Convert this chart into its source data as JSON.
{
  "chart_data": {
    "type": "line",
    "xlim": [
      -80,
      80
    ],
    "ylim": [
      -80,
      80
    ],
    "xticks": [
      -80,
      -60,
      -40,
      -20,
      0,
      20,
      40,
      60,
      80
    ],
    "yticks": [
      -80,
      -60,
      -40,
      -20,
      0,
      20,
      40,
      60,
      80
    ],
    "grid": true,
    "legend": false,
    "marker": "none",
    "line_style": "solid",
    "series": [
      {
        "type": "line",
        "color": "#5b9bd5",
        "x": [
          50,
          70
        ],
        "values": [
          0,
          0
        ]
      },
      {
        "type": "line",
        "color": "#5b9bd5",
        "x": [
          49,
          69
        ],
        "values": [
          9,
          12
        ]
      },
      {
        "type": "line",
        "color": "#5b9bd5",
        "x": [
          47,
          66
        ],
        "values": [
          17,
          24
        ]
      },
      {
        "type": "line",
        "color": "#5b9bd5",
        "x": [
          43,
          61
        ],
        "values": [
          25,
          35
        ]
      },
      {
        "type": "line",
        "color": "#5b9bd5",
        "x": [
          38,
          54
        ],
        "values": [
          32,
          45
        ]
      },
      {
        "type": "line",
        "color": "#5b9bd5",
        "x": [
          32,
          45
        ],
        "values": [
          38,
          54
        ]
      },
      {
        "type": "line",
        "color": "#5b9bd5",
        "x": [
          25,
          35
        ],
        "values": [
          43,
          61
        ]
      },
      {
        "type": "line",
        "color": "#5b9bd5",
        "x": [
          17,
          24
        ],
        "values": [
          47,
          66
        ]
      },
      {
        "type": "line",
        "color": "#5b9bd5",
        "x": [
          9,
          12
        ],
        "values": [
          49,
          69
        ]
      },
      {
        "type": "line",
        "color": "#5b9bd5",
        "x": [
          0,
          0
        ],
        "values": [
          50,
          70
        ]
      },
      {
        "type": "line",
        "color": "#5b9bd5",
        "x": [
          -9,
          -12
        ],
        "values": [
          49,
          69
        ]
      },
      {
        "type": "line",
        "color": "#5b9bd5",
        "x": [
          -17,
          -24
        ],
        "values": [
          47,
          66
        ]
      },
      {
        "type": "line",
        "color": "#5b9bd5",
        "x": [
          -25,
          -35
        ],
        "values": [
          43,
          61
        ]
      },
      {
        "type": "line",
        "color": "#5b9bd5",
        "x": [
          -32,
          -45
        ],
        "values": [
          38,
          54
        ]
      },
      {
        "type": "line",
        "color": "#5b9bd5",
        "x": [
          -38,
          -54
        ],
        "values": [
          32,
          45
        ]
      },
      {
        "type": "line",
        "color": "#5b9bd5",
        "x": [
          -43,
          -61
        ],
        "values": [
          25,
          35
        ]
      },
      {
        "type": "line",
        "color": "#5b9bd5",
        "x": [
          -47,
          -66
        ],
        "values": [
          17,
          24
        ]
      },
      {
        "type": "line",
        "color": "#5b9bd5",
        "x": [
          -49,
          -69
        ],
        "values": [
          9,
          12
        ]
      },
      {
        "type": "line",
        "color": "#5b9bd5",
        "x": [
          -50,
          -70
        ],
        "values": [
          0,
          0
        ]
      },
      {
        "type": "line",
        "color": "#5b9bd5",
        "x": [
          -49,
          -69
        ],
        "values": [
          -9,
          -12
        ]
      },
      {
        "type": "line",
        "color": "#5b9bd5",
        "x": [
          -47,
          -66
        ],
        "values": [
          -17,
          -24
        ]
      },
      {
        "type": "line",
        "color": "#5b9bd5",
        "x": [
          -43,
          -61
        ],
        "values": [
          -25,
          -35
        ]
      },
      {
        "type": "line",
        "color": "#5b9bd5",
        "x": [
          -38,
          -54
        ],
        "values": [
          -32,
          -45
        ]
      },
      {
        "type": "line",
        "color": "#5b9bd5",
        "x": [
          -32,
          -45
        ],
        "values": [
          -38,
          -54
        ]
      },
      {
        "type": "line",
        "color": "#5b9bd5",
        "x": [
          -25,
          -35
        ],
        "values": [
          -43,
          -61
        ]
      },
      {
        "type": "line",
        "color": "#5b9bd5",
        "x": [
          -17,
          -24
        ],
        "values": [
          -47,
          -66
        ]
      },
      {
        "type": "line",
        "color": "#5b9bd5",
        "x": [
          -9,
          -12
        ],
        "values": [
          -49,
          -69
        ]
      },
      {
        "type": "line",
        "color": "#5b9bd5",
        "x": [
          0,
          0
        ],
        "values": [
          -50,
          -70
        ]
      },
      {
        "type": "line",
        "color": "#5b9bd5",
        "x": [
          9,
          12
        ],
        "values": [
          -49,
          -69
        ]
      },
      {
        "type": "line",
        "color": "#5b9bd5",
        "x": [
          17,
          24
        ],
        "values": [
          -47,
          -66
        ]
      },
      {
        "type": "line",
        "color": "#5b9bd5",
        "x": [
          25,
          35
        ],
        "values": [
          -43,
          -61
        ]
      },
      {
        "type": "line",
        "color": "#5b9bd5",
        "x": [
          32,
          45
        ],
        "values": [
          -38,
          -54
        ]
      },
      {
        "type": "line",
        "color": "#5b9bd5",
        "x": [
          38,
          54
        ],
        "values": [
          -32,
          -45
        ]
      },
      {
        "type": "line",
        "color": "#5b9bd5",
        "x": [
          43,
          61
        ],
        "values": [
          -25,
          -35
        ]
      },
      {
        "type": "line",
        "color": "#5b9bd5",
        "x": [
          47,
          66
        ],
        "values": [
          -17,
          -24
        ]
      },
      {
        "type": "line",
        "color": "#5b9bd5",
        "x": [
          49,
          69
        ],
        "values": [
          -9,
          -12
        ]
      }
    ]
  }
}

━━━

Your instructions
Your task is to repeat every entry exactly.

Problem solution
Convert this chart into its source data as JSON.
{
  "chart_data": {
    "type": "line",
    "xlim": [
      -80,
      80
    ],
    "ylim": [
      -80,
      80
    ],
    "xticks": [
      -80,
      -60,
      -40,
      -20,
      0,
      20,
      40,
      60,
      80
    ],
    "yticks": [
      -80,
      -60,
      -40,
      -20,
      0,
      20,
      40,
      60,
      80
    ],
    "grid": true,
    "legend": false,
    "marker": "none",
    "line_style": "solid",
    "series": [
      {
        "type": "line",
        "color": "#5b9bd5",
        "x": [
          50,
          70
        ],
        "values": [
          0,
          0
        ]
      },
      {
        "type": "line",
        "color": "#5b9bd5",
        "x": [
          49,
          69
        ],
        "values": [
          9,
          12
        ]
      },
      {
        "type": "line",
        "color": "#5b9bd5",
        "x": [
          47,
          66
        ],
        "values": [
          17,
          24
        ]
      },
      {
        "type": "line",
        "color": "#5b9bd5",
        "x": [
          43,
          61
        ],
        "values": [
          25,
          35
        ]
      },
      {
        "type": "line",
        "color": "#5b9bd5",
        "x": [
          38,
          54
        ],
        "values": [
          32,
          45
        ]
      },
      {
        "type": "line",
        "color": "#5b9bd5",
        "x": [
          32,
          45
        ],
        "values": [
          38,
          54
        ]
      },
      {
        "type": "line",
        "color": "#5b9bd5",
        "x": [
          25,
          35
        ],
        "values": [
          43,
          61
        ]
      },
      {
        "type": "line",
        "color": "#5b9bd5",
        "x": [
          17,
          24
        ],
        "values": [
          47,
          66
        ]
      },
      {
        "type": "line",
        "color": "#5b9bd5",
        "x": [
          9,
          12
        ],
        "values": [
          49,
          69
        ]
      },
      {
        "type": "line",
        "color": "#5b9bd5",
        "x": [
          0,
          0
        ],
        "values": [
          50,
          70
        ]
      },
      {
        "type": "line",
        "color": "#5b9bd5",
        "x": [
          -9,
          -12
        ],
        "values": [
          49,
          69
        ]
      },
      {
        "type": "line",
        "color": "#5b9bd5",
        "x": [
          -17,
          -24
        ],
        "values": [
          47,
          66
        ]
      },
      {
        "type": "line",
        "color": "#5b9bd5",
        "x": [
          -25,
          -35
        ],
        "values": [
          43,
          61
        ]
      },
      {
        "type": "line",
        "color": "#5b9bd5",
        "x": [
          -32,
          -45
        ],
        "values": [
          38,
          54
        ]
      },
      {
        "type": "line",
        "color": "#5b9bd5",
        "x": [
          -38,
          -54
        ],
        "values": [
          32,
          45
        ]
      },
      {
        "type": "line",
        "color": "#5b9bd5",
        "x": [
          -43,
          -61
        ],
        "values": [
          25,
          35
        ]
      },
      {
        "type": "line",
        "color": "#5b9bd5",
        "x": [
          -47,
          -66
        ],
        "values": [
          17,
          24
        ]
      },
      {
        "type": "line",
        "color": "#5b9bd5",
        "x": [
          -49,
          -69
        ],
        "values": [
          9,
          12
        ]
      },
      {
        "type": "line",
        "color": "#5b9bd5",
        "x": [
          -50,
          -70
        ],
        "values": [
          0,
          0
        ]
      },
      {
        "type": "line",
        "color": "#5b9bd5",
        "x": [
          -49,
          -69
        ],
        "values": [
          -9,
          -12
        ]
      },
      {
        "type": "line",
        "color": "#5b9bd5",
        "x": [
          -47,
          -66
        ],
        "values": [
          -17,
          -24
        ]
      },
      {
        "type": "line",
        "color": "#5b9bd5",
        "x": [
          -43,
          -61
        ],
        "values": [
          -25,
          -35
        ]
      },
      {
        "type": "line",
        "color": "#5b9bd5",
        "x": [
          -38,
          -54
        ],
        "values": [
          -32,
          -45
        ]
      },
      {
        "type": "line",
        "color": "#5b9bd5",
        "x": [
          -32,
          -45
        ],
        "values": [
          -38,
          -54
        ]
      },
      {
        "type": "line",
        "color": "#5b9bd5",
        "x": [
          -25,
          -35
        ],
        "values": [
          -43,
          -61
        ]
      },
      {
        "type": "line",
        "color": "#5b9bd5",
        "x": [
          -17,
          -24
        ],
        "values": [
          -47,
          -66
        ]
      },
      {
        "type": "line",
        "color": "#5b9bd5",
        "x": [
          -9,
          -12
        ],
        "values": [
          -49,
          -69
        ]
      },
      {
        "type": "line",
        "color": "#5b9bd5",
        "x": [
          0,
          0
        ],
        "values": [
          -50,
          -70
        ]
      },
      {
        "type": "line",
        "color": "#5b9bd5",
        "x": [
          9,
          12
        ],
        "values": [
          -49,
          -69
        ]
      },
      {
        "type": "line",
        "color": "#5b9bd5",
        "x": [
          17,
          24
        ],
        "values": [
          -47,
          -66
        ]
      },
      {
        "type": "line",
        "color": "#5b9bd5",
        "x": [
          25,
          35
        ],
        "values": [
          -43,
          -61
        ]
      },
      {
        "type": "line",
        "color": "#5b9bd5",
        "x": [
          32,
          45
        ],
        "values": [
          -38,
          -54
        ]
      },
      {
        "type": "line",
        "color": "#5b9bd5",
        "x": [
          38,
          54
        ],
        "values": [
          -32,
          -45
        ]
      },
      {
        "type": "line",
        "color": "#5b9bd5",
        "x": [
          43,
          61
        ],
        "values": [
          -25,
          -35
        ]
      },
      {
        "type": "line",
        "color": "#5b9bd5",
        "x": [
          47,
          66
        ],
        "values": [
          -17,
          -24
        ]
      },
      {
        "type": "line",
        "color": "#5b9bd5",
        "x": [
          49,
          69
        ],
        "values": [
          -9,
          -12
        ]
      }
    ]
  }
}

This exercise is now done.